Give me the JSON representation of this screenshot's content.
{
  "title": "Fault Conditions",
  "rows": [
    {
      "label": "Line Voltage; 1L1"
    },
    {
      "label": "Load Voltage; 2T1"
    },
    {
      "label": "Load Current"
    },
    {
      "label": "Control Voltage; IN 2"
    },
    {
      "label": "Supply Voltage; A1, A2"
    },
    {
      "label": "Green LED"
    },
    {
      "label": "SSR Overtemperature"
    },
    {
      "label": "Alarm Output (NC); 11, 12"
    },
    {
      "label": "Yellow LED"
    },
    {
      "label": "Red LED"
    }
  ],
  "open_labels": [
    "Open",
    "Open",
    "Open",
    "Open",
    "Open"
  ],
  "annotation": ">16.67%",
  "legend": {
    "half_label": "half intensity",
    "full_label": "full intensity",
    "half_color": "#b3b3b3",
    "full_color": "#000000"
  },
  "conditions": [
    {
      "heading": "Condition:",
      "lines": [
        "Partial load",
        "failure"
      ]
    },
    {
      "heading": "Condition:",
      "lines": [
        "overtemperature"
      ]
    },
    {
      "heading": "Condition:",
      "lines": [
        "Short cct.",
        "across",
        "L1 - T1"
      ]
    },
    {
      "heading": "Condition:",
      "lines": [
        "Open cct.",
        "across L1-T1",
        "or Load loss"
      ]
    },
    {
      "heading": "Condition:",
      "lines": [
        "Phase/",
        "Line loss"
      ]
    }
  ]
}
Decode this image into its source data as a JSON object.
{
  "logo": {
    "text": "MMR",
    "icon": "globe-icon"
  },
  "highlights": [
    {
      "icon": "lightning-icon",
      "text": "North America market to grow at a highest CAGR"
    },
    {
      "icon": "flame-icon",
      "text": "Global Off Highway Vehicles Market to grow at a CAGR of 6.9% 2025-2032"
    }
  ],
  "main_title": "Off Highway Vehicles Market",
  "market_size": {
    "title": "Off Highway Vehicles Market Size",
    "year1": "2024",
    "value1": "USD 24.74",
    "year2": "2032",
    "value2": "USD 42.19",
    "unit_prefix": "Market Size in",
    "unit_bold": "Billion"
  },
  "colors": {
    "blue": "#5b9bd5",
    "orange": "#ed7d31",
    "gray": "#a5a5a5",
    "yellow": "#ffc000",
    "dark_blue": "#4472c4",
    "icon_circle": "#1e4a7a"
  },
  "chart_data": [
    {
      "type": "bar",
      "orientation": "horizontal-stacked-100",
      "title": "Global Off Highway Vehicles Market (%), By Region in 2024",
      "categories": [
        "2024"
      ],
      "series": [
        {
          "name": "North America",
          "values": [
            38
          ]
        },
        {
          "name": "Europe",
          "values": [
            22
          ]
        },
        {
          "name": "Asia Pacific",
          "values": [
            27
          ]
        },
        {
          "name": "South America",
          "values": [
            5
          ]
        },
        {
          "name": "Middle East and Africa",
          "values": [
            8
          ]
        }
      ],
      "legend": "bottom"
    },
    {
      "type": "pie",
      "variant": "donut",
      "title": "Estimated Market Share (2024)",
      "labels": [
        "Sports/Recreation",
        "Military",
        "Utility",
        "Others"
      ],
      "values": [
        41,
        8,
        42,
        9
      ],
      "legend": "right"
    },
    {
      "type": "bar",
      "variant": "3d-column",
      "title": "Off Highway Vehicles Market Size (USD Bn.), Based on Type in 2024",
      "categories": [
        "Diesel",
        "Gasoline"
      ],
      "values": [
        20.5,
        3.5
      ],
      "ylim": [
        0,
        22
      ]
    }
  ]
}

::::::

• [Instructions for the task] Give nothing but the number of lines containing the string "America".

• [Written response] 3